■ Work to be completed: Could you write out the records below exactly as they appear?

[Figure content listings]

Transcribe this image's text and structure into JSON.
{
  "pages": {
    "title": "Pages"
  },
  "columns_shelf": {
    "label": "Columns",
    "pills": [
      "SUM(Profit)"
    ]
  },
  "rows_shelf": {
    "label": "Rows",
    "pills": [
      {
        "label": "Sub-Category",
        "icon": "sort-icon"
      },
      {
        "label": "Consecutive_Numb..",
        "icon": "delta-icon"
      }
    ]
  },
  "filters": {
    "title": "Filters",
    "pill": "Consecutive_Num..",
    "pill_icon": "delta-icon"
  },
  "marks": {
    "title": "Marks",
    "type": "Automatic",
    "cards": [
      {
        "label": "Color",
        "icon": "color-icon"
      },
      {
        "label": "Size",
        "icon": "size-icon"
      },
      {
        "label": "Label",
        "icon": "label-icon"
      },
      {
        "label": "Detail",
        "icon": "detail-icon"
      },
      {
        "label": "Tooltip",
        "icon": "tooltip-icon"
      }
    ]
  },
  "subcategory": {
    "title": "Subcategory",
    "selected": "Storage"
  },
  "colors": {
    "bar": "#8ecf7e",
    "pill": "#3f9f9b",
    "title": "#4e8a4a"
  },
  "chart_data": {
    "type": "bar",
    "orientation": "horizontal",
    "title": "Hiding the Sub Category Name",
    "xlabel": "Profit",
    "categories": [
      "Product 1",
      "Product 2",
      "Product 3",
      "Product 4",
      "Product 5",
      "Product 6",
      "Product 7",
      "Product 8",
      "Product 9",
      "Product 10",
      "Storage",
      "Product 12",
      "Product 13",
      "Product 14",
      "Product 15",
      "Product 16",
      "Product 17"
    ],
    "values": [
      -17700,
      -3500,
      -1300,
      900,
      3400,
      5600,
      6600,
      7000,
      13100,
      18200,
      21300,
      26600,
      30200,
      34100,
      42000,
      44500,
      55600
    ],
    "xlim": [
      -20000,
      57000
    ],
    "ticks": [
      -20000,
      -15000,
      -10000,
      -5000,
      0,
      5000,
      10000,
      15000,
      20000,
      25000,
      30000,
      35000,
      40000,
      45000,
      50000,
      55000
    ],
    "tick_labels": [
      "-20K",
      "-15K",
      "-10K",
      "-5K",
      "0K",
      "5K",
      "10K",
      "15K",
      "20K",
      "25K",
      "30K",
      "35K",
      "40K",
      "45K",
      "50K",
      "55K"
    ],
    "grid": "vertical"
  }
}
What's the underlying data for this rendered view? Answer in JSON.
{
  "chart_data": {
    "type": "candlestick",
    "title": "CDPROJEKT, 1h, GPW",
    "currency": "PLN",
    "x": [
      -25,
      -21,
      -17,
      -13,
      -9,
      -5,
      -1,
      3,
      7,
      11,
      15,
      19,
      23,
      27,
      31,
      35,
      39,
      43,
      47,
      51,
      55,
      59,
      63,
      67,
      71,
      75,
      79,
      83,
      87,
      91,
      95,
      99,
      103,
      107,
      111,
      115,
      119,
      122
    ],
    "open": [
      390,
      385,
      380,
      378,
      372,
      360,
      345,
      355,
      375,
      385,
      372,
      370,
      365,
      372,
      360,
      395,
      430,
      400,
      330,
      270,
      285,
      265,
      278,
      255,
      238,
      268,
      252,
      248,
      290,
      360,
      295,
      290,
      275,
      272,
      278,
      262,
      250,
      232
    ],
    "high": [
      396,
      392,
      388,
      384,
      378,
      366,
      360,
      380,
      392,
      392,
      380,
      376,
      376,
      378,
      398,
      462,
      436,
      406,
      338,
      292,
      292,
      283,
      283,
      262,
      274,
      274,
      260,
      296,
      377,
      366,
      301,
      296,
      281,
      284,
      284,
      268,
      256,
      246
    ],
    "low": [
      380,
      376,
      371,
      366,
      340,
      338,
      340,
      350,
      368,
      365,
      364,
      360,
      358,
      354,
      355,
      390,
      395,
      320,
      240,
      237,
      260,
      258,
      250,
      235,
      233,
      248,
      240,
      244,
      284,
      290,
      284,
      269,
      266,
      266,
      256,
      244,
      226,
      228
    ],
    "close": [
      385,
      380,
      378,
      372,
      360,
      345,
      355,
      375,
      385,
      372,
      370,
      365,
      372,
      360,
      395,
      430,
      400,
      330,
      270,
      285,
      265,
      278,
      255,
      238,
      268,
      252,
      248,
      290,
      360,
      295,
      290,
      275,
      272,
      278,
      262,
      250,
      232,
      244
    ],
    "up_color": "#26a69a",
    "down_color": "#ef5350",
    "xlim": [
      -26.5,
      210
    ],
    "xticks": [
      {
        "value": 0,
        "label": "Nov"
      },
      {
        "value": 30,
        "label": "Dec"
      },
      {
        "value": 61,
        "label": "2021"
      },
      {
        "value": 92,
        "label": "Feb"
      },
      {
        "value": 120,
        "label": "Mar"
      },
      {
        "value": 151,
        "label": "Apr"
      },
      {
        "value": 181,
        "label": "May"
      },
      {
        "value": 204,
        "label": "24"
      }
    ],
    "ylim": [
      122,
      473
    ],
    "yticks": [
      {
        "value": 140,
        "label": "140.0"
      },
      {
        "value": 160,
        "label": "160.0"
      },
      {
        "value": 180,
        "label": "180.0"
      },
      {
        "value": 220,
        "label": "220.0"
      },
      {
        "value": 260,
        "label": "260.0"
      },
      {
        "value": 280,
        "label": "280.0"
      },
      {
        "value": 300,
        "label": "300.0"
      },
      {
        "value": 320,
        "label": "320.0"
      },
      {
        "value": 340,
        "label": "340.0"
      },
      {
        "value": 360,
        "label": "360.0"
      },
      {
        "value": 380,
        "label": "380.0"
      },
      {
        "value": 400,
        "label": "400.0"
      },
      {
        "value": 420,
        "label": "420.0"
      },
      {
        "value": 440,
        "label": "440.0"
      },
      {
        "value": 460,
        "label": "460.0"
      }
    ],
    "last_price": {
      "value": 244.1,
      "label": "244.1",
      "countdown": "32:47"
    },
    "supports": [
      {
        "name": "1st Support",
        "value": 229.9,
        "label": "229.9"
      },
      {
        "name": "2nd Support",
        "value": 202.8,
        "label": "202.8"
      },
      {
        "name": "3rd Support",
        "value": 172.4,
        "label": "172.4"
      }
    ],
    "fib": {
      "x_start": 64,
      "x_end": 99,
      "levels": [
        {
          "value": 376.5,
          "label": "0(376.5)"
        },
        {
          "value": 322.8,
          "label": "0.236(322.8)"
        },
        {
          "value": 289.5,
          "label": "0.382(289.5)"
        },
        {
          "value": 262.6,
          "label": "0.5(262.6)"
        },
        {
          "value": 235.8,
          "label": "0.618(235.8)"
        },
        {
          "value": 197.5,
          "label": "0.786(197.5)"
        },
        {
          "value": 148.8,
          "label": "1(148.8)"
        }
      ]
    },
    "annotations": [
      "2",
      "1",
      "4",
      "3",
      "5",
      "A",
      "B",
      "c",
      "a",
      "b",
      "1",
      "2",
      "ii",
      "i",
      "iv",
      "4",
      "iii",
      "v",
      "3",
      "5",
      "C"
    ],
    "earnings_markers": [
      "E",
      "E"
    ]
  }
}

■ Answer to the exercise:
Transcribe this image's text and structure into JSON.
{
  "pages": {
    "title": "Pages"
  },
  "columns_shelf": {
    "label": "Columns",
    "pills": [
      "SUM(Profit)"
    ]
  },
  "rows_shelf": {
    "label": "Rows",
    "pills": [
      {
        "label": "Sub-Category",
        "icon": "sort-icon"
      },
      {
        "label": "Consecutive_Numb..",
        "icon": "delta-icon"
      }
    ]
  },
  "filters": {
    "title": "Filters",
    "pill": "Consecutive_Num..",
    "pill_icon": "delta-icon"
  },
  "marks": {
    "title": "Marks",
    "type": "Automatic",
    "cards": [
      {
        "label": "Color",
        "icon": "color-icon"
      },
      {
        "label": "Size",
        "icon": "size-icon"
      },
      {
        "label": "Label",
        "icon": "label-icon"
      },
      {
        "label": "Detail",
        "icon": "detail-icon"
      },
      {
        "label": "Tooltip",
        "icon": "tooltip-icon"
      }
    ]
  },
  "subcategory": {
    "title": "Subcategory",
    "selected": "Storage"
  },
  "colors": {
    "bar": "#8ecf7e",
    "pill": "#3f9f9b",
    "title": "#4e8a4a"
  },
  "chart_data": {
    "type": "bar",
    "orientation": "horizontal",
    "title": "Hiding the Sub Category Name",
    "xlabel": "Profit",
    "categories": [
      "Product 1",
      "Product 2",
      "Product 3",
      "Product 4",
      "Product 5",
      "Product 6",
      "Product 7",
      "Product 8",
      "Product 9",
      "Product 10",
      "Storage",
      "Product 12",
      "Product 13",
      "Product 14",
      "Product 15",
      "Product 16",
      "Product 17"
    ],
    "values": [
      -17700,
      -3500,
      -1300,
      900,
      3400,
      5600,
      6600,
      7000,
      13100,
      18200,
      21300,
      26600,
      30200,
      34100,
      42000,
      44500,
      55600
    ],
    "xlim": [
      -20000,
      57000
    ],
    "ticks": [
      -20000,
      -15000,
      -10000,
      -5000,
      0,
      5000,
      10000,
      15000,
      20000,
      25000,
      30000,
      35000,
      40000,
      45000,
      50000,
      55000
    ],
    "tick_labels": [
      "-20K",
      "-15K",
      "-10K",
      "-5K",
      "0K",
      "5K",
      "10K",
      "15K",
      "20K",
      "25K",
      "30K",
      "35K",
      "40K",
      "45K",
      "50K",
      "55K"
    ],
    "grid": "vertical"
  }
}
What's the underlying data for this rendered view? Answer in JSON.
{
  "chart_data": {
    "type": "candlestick",
    "title": "CDPROJEKT, 1h, GPW",
    "currency": "PLN",
    "x": [
      -25,
      -21,
      -17,
      -13,
      -9,
      -5,
      -1,
      3,
      7,
      11,
      15,
      19,
      23,
      27,
      31,
      35,
      39,
      43,
      47,
      51,
      55,
      59,
      63,
      67,
      71,
      75,
      79,
      83,
      87,
      91,
      95,
      99,
      103,
      107,
      111,
      115,
      119,
      122
    ],
    "open": [
      390,
      385,
      380,
      378,
      372,
      360,
      345,
      355,
      375,
      385,
      372,
      370,
      365,
      372,
      360,
      395,
      430,
      400,
      330,
      270,
      285,
      265,
      278,
      255,
      238,
      268,
      252,
      248,
      290,
      360,
      295,
      290,
      275,
      272,
      278,
      262,
      250,
      232
    ],
    "high": [
      396,
      392,
      388,
      384,
      378,
      366,
      360,
      380,
      392,
      392,
      380,
      376,
      376,
      378,
      398,
      462,
      436,
      406,
      338,
      292,
      292,
      283,
      283,
      262,
      274,
      274,
      260,
      296,
      377,
      366,
      301,
      296,
      281,
      284,
      284,
      268,
      256,
      246
    ],
    "low": [
      380,
      376,
      371,
      366,
      340,
      338,
      340,
      350,
      368,
      365,
      364,
      360,
      358,
      354,
      355,
      390,
      395,
      320,
      240,
      237,
      260,
      258,
      250,
      235,
      233,
      248,
      240,
      244,
      284,
      290,
      284,
      269,
      266,
      266,
      256,
      244,
      226,
      228
    ],
    "close": [
      385,
      380,
      378,
      372,
      360,
      345,
      355,
      375,
      385,
      372,
      370,
      365,
      372,
      360,
      395,
      430,
      400,
      330,
      270,
      285,
      265,
      278,
      255,
      238,
      268,
      252,
      248,
      290,
      360,
      295,
      290,
      275,
      272,
      278,
      262,
      250,
      232,
      244
    ],
    "up_color": "#26a69a",
    "down_color": "#ef5350",
    "xlim": [
      -26.5,
      210
    ],
    "xticks": [
      {
        "value": 0,
        "label": "Nov"
      },
      {
        "value": 30,
        "label": "Dec"
      },
      {
        "value": 61,
        "label": "2021"
      },
      {
        "value": 92,
        "label": "Feb"
      },
      {
        "value": 120,
        "label": "Mar"
      },
      {
        "value": 151,
        "label": "Apr"
      },
      {
        "value": 181,
        "label": "May"
      },
      {
        "value": 204,
        "label": "24"
      }
    ],
    "ylim": [
      122,
      473
    ],
    "yticks": [
      {
        "value": 140,
        "label": "140.0"
      },
      {
        "value": 160,
        "label": "160.0"
      },
      {
        "value": 180,
        "label": "180.0"
      },
      {
        "value": 220,
        "label": "220.0"
      },
      {
        "value": 260,
        "label": "260.0"
      },
      {
        "value": 280,
        "label": "280.0"
      },
      {
        "value": 300,
        "label": "300.0"
      },
      {
        "value": 320,
        "label": "320.0"
      },
      {
        "value": 340,
        "label": "340.0"
      },
      {
        "value": 360,
        "label": "360.0"
      },
      {
        "value": 380,
        "label": "380.0"
      },
      {
        "value": 400,
        "label": "400.0"
      },
      {
        "value": 420,
        "label": "420.0"
      },
      {
        "value": 440,
        "label": "440.0"
      },
      {
        "value": 460,
        "label": "460.0"
      }
    ],
    "last_price": {
      "value": 244.1,
      "label": "244.1",
      "countdown": "32:47"
    },
    "supports": [
      {
        "name": "1st Support",
        "value": 229.9,
        "label": "229.9"
      },
      {
        "name": "2nd Support",
        "value": 202.8,
        "label": "202.8"
      },
      {
        "name": "3rd Support",
        "value": 172.4,
        "label": "172.4"
      }
    ],
    "fib": {
      "x_start": 64,
      "x_end": 99,
      "levels": [
        {
          "value": 376.5,
          "label": "0(376.5)"
        },
        {
          "value": 322.8,
          "label": "0.236(322.8)"
        },
        {
          "value": 289.5,
          "label": "0.382(289.5)"
        },
        {
          "value": 262.6,
          "label": "0.5(262.6)"
        },
        {
          "value": 235.8,
          "label": "0.618(235.8)"
        },
        {
          "value": 197.5,
          "label": "0.786(197.5)"
        },
        {
          "value": 148.8,
          "label": "1(148.8)"
        }
      ]
    },
    "annotations": [
      "2",
      "1",
      "4",
      "3",
      "5",
      "A",
      "B",
      "c",
      "a",
      "b",
      "1",
      "2",
      "ii",
      "i",
      "iv",
      "4",
      "iii",
      "v",
      "3",
      "5",
      "C"
    ],
    "earnings_markers": [
      "E",
      "E"
    ]
  }
}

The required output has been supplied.